Challenge -> Copy each line in which the string "JSON" occurs.
╔══
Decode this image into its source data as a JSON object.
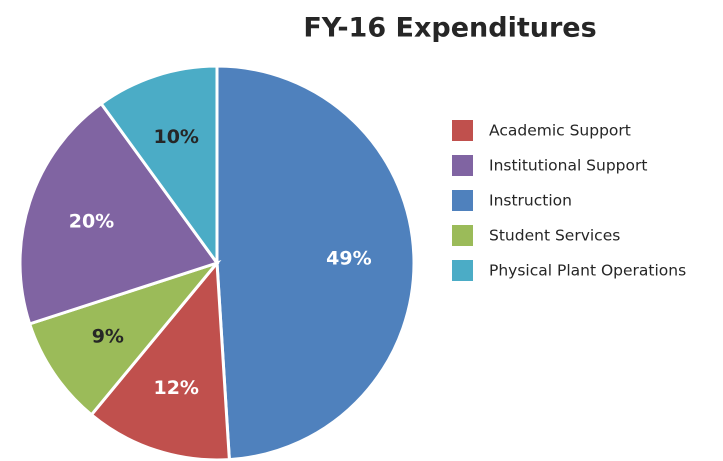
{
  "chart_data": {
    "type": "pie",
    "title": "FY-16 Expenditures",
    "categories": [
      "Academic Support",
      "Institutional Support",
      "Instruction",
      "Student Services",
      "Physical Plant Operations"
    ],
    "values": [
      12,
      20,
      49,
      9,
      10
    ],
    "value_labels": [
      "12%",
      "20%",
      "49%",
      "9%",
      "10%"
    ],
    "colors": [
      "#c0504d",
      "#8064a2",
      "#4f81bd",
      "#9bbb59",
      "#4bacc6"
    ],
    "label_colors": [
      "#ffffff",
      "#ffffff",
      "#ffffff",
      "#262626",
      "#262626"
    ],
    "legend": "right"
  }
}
╚══
╔══
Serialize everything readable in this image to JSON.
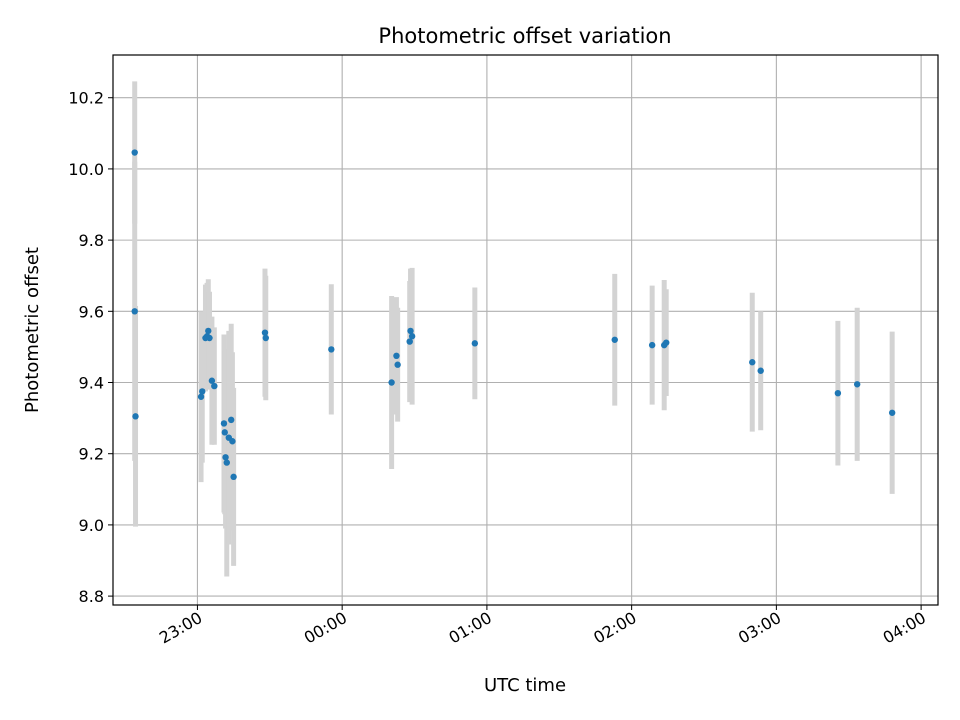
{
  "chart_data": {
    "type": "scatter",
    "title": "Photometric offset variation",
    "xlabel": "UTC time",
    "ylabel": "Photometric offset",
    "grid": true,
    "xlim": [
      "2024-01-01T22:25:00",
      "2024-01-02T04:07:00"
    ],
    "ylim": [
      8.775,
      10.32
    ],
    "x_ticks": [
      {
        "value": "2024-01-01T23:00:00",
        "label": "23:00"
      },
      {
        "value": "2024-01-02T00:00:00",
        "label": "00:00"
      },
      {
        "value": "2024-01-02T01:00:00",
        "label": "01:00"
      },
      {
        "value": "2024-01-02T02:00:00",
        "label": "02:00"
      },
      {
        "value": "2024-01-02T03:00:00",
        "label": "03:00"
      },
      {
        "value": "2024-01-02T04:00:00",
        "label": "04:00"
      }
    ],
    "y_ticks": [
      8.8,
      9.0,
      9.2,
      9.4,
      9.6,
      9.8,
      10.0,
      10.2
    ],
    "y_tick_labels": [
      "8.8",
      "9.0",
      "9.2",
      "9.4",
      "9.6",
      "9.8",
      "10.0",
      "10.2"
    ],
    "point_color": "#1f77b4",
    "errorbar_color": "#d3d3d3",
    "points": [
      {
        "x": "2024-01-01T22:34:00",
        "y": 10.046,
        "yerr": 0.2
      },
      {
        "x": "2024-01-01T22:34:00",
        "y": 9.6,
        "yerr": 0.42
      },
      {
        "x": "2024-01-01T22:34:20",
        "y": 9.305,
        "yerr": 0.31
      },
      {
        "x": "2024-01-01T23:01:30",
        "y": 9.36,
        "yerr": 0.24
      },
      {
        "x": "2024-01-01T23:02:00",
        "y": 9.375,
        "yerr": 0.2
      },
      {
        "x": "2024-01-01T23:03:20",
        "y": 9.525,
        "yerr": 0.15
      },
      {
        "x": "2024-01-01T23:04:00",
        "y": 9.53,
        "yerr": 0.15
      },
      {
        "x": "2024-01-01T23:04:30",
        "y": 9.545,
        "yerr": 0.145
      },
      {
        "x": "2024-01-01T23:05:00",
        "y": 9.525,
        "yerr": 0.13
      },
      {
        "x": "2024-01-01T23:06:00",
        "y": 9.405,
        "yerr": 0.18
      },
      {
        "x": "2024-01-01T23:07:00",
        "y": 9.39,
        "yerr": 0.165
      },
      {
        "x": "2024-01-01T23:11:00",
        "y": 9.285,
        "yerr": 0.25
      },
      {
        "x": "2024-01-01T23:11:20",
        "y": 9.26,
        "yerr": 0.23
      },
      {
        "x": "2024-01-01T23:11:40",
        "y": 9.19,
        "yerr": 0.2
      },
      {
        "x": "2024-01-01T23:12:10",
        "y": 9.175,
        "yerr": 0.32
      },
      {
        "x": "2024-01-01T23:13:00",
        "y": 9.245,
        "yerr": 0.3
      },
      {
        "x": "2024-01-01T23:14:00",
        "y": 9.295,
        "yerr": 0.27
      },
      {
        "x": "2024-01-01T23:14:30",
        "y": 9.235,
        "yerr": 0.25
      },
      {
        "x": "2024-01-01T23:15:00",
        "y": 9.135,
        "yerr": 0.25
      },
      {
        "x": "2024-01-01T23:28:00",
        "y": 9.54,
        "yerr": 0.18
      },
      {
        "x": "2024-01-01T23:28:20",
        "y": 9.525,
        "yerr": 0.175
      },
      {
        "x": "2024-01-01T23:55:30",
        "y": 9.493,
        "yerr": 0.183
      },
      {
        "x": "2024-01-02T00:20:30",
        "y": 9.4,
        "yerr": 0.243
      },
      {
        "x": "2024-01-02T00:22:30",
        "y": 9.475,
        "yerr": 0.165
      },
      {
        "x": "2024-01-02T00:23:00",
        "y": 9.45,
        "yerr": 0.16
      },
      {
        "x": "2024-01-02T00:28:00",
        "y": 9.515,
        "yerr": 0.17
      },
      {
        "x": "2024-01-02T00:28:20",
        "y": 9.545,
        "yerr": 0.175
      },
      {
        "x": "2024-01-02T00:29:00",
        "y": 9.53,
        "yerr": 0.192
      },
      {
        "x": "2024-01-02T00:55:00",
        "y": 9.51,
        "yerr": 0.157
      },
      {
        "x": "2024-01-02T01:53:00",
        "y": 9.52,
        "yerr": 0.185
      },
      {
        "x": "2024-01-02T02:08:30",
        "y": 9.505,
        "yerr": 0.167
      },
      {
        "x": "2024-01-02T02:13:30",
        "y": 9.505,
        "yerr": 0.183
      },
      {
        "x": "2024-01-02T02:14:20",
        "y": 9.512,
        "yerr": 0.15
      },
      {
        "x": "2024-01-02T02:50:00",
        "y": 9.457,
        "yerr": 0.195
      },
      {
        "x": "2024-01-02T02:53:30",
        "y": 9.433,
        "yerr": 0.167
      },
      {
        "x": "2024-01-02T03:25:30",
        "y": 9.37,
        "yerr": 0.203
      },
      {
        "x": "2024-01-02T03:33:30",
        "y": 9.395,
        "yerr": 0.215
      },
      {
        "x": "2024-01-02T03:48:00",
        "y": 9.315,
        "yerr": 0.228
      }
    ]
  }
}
╚══
Solution ->
Decode this image into its source data as a JSON object.
Serialize everything readable in this image to JSON.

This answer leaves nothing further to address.